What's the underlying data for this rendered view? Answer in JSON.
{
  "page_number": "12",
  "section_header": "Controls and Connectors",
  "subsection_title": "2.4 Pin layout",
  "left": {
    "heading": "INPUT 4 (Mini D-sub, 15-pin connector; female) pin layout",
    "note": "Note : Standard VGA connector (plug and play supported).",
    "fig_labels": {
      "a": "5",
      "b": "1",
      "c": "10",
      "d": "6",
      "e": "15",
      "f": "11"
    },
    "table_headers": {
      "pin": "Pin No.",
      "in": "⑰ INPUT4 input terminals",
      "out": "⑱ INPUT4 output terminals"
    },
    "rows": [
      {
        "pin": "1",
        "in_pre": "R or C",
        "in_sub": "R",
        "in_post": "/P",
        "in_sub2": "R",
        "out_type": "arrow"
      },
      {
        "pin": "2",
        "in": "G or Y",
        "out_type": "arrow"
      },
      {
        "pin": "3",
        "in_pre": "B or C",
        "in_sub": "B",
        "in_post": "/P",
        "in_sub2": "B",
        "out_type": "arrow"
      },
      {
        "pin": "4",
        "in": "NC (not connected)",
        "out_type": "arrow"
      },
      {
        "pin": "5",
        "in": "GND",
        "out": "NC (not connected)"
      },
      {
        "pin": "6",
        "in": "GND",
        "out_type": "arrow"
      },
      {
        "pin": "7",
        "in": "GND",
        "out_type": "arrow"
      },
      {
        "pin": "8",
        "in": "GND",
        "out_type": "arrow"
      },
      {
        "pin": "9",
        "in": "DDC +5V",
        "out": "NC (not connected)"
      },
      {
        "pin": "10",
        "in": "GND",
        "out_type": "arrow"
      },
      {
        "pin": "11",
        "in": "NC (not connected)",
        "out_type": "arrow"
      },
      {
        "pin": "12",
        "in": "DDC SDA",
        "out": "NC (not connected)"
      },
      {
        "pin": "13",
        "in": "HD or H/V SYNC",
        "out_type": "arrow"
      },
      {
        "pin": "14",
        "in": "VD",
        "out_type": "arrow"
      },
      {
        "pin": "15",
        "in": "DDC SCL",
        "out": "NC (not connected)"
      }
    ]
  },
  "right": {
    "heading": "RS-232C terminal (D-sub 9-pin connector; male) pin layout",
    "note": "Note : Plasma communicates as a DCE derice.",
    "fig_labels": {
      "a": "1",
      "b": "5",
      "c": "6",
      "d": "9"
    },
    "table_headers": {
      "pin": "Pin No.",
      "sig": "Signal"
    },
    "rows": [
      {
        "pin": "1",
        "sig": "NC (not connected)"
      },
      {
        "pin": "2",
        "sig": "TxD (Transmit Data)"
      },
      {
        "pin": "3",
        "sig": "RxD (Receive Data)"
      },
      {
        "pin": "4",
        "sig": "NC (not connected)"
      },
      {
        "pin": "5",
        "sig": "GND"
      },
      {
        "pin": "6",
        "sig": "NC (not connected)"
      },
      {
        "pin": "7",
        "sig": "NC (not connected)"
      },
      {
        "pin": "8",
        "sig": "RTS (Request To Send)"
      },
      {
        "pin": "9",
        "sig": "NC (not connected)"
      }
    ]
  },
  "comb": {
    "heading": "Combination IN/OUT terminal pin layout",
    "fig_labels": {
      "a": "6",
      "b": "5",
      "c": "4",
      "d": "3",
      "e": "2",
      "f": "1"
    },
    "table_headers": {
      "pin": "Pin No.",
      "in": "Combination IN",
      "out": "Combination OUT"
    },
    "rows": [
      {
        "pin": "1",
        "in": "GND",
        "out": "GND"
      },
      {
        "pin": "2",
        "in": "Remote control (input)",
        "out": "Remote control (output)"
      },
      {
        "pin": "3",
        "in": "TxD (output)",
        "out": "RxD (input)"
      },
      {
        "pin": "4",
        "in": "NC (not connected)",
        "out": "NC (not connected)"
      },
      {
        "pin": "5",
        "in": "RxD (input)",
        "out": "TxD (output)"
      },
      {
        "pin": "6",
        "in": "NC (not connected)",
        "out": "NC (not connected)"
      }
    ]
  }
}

————————

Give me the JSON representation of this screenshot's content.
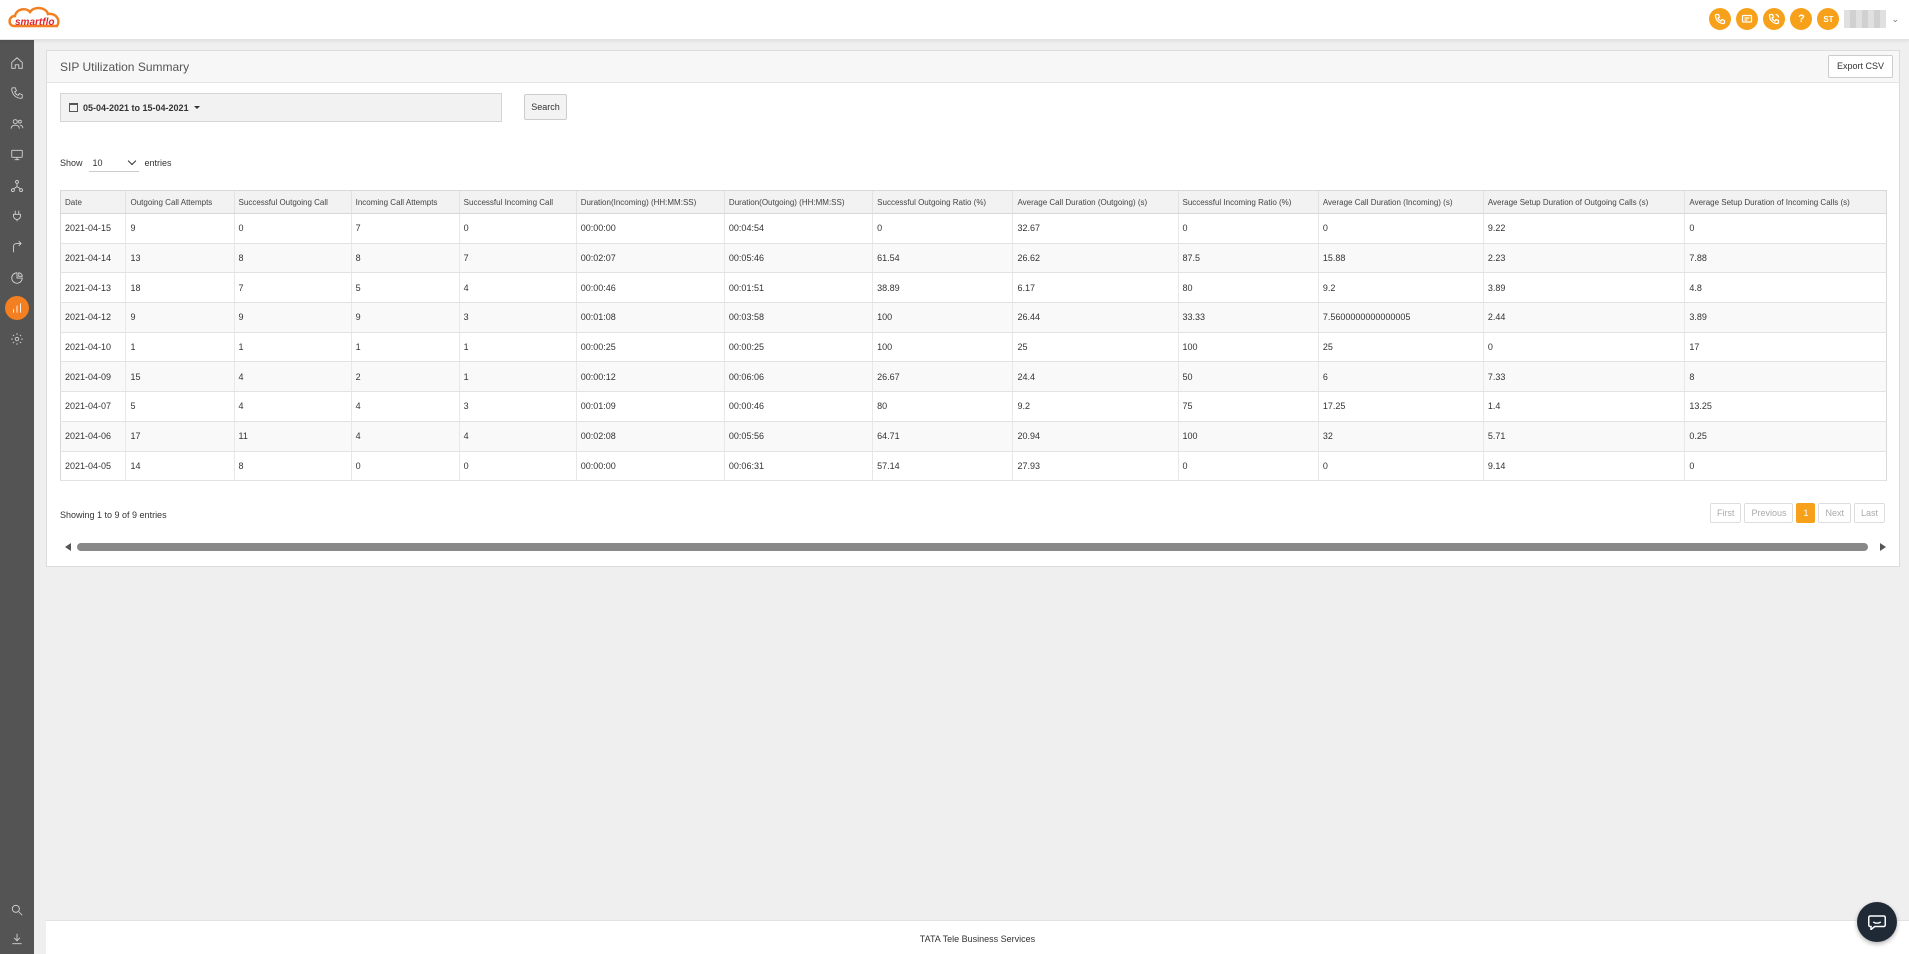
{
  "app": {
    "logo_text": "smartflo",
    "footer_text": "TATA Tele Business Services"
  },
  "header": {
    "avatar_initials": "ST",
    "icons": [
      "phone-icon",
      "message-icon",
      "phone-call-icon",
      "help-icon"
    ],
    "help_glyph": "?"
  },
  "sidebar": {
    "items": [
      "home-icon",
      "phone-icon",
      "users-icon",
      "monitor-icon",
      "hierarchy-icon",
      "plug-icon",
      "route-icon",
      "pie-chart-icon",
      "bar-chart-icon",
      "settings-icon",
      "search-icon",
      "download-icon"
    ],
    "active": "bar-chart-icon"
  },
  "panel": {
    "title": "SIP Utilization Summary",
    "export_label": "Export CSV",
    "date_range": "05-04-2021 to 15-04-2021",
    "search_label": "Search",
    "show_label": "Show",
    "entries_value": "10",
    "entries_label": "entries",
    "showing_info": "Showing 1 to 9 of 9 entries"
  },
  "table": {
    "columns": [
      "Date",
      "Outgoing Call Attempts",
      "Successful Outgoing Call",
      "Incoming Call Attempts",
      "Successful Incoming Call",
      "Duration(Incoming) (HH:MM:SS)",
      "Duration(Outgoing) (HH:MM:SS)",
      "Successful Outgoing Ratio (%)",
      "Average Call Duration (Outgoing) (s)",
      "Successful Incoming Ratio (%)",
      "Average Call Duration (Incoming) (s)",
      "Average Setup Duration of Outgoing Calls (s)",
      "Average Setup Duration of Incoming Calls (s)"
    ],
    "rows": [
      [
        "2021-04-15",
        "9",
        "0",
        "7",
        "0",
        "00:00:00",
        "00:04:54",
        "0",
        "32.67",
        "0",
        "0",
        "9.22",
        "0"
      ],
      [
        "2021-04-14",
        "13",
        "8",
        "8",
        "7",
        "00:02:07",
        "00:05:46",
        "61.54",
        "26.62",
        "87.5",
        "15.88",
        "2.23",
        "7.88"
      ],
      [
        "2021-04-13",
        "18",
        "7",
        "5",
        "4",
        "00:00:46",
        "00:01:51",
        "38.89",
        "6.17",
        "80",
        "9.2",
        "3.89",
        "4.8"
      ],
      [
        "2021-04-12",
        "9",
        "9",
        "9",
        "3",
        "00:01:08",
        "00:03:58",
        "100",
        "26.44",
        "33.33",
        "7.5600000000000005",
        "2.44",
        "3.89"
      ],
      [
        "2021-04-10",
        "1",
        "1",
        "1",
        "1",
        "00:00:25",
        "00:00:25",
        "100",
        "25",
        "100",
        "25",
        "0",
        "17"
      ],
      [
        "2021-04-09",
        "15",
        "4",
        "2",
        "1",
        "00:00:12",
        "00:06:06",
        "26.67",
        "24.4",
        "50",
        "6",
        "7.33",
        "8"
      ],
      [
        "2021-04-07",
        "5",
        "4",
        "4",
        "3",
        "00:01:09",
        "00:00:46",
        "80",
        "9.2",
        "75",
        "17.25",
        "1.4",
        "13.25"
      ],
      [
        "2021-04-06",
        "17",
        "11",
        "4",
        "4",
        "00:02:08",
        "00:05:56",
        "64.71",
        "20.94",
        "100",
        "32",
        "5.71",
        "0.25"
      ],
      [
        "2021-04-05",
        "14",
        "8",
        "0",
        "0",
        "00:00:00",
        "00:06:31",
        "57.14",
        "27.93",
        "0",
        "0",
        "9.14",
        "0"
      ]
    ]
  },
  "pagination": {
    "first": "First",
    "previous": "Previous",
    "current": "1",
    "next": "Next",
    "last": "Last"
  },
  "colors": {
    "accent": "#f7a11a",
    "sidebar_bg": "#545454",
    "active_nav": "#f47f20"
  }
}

————————

*Given request*:
Your answer should be a single number: the count of lines in these records that hold the string "this".

*Response below*:
2